Provided material →
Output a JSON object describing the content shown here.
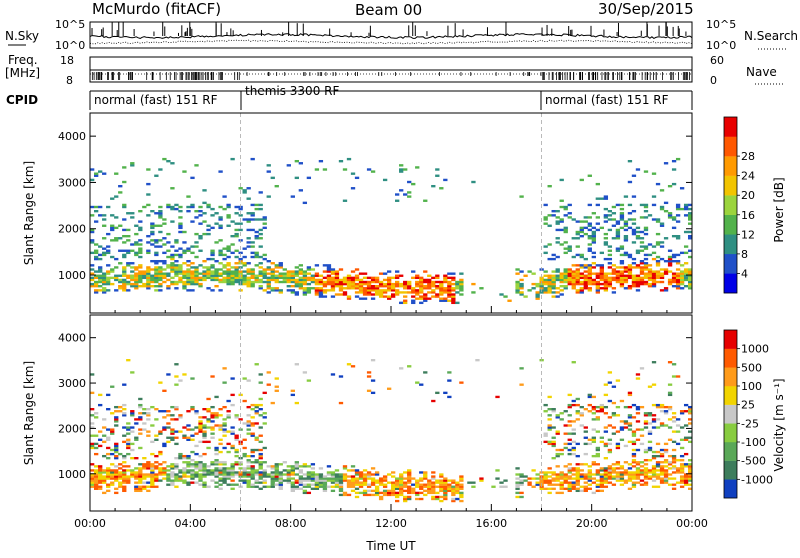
{
  "header": {
    "station": "McMurdo (fitACF)",
    "beam": "Beam 00",
    "date": "30/Sep/2015"
  },
  "noise_panel": {
    "left_label": "N.Sky",
    "right_label": "N.Search",
    "left_ticks": [
      "10^5",
      "10^0"
    ],
    "right_ticks": [
      "10^5",
      "10^0"
    ]
  },
  "freq_panel": {
    "left_label_line1": "Freq.",
    "left_label_line2": "[MHz]",
    "right_label": "Nave",
    "left_ticks": [
      "18",
      "8"
    ],
    "right_ticks": [
      "60",
      "0"
    ]
  },
  "cpid_panel": {
    "label": "CPID",
    "segments": [
      {
        "start_hour": 0,
        "end_hour": 6,
        "text": "normal (fast) 151 RF"
      },
      {
        "start_hour": 6,
        "end_hour": 18,
        "text": "themis 3300 RF"
      },
      {
        "start_hour": 18,
        "end_hour": 24,
        "text": "normal (fast) 151 RF"
      }
    ]
  },
  "chart_data": [
    {
      "type": "heatmap",
      "name": "power",
      "ylabel": "Slant Range [km]",
      "ylim": [
        180,
        4500
      ],
      "xlim": [
        0,
        24
      ],
      "yticks": [
        "1000",
        "2000",
        "3000",
        "4000"
      ],
      "colorbar": {
        "label": "Power [dB]",
        "ticks": [
          "4",
          "8",
          "12",
          "16",
          "20",
          "24",
          "28"
        ],
        "colors": [
          "#0000e6",
          "#2050c8",
          "#2f8f82",
          "#52b24b",
          "#9bd43d",
          "#f2c400",
          "#ff9a00",
          "#ff5800",
          "#e80000"
        ]
      }
    },
    {
      "type": "heatmap",
      "name": "velocity",
      "ylabel": "Slant Range [km]",
      "xlabel": "Time UT",
      "ylim": [
        180,
        4500
      ],
      "xlim": [
        0,
        24
      ],
      "yticks": [
        "1000",
        "2000",
        "3000",
        "4000"
      ],
      "xticks": [
        "00:00",
        "04:00",
        "08:00",
        "12:00",
        "16:00",
        "20:00",
        "00:00"
      ],
      "colorbar": {
        "label": "Velocity [m s⁻¹]",
        "ticks": [
          "1000",
          "500",
          "100",
          "25",
          "-25",
          "-100",
          "-500",
          "-1000"
        ],
        "colors": [
          "#1040c0",
          "#3d7d5c",
          "#5aa858",
          "#88cc40",
          "#c8c8c8",
          "#f2d400",
          "#ff9b1a",
          "#ff5a00",
          "#e60000"
        ]
      }
    }
  ]
}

Problem description → Return the whole listing, word for word, and leave out every picture.

Exercise solution →
Output a JSON object describing the content shown here.
{
  "header": {
    "station": "McMurdo (fitACF)",
    "beam": "Beam 00",
    "date": "30/Sep/2015"
  },
  "noise_panel": {
    "left_label": "N.Sky",
    "right_label": "N.Search",
    "left_ticks": [
      "10^5",
      "10^0"
    ],
    "right_ticks": [
      "10^5",
      "10^0"
    ]
  },
  "freq_panel": {
    "left_label_line1": "Freq.",
    "left_label_line2": "[MHz]",
    "right_label": "Nave",
    "left_ticks": [
      "18",
      "8"
    ],
    "right_ticks": [
      "60",
      "0"
    ]
  },
  "cpid_panel": {
    "label": "CPID",
    "segments": [
      {
        "start_hour": 0,
        "end_hour": 6,
        "text": "normal (fast) 151 RF"
      },
      {
        "start_hour": 6,
        "end_hour": 18,
        "text": "themis 3300 RF"
      },
      {
        "start_hour": 18,
        "end_hour": 24,
        "text": "normal (fast) 151 RF"
      }
    ]
  },
  "chart_data": [
    {
      "type": "heatmap",
      "name": "power",
      "ylabel": "Slant Range [km]",
      "ylim": [
        180,
        4500
      ],
      "xlim": [
        0,
        24
      ],
      "yticks": [
        "1000",
        "2000",
        "3000",
        "4000"
      ],
      "colorbar": {
        "label": "Power [dB]",
        "ticks": [
          "4",
          "8",
          "12",
          "16",
          "20",
          "24",
          "28"
        ],
        "colors": [
          "#0000e6",
          "#2050c8",
          "#2f8f82",
          "#52b24b",
          "#9bd43d",
          "#f2c400",
          "#ff9a00",
          "#ff5800",
          "#e80000"
        ]
      }
    },
    {
      "type": "heatmap",
      "name": "velocity",
      "ylabel": "Slant Range [km]",
      "xlabel": "Time UT",
      "ylim": [
        180,
        4500
      ],
      "xlim": [
        0,
        24
      ],
      "yticks": [
        "1000",
        "2000",
        "3000",
        "4000"
      ],
      "xticks": [
        "00:00",
        "04:00",
        "08:00",
        "12:00",
        "16:00",
        "20:00",
        "00:00"
      ],
      "colorbar": {
        "label": "Velocity [m s⁻¹]",
        "ticks": [
          "1000",
          "500",
          "100",
          "25",
          "-25",
          "-100",
          "-500",
          "-1000"
        ],
        "colors": [
          "#1040c0",
          "#3d7d5c",
          "#5aa858",
          "#88cc40",
          "#c8c8c8",
          "#f2d400",
          "#ff9b1a",
          "#ff5a00",
          "#e60000"
        ]
      }
    }
  ]
}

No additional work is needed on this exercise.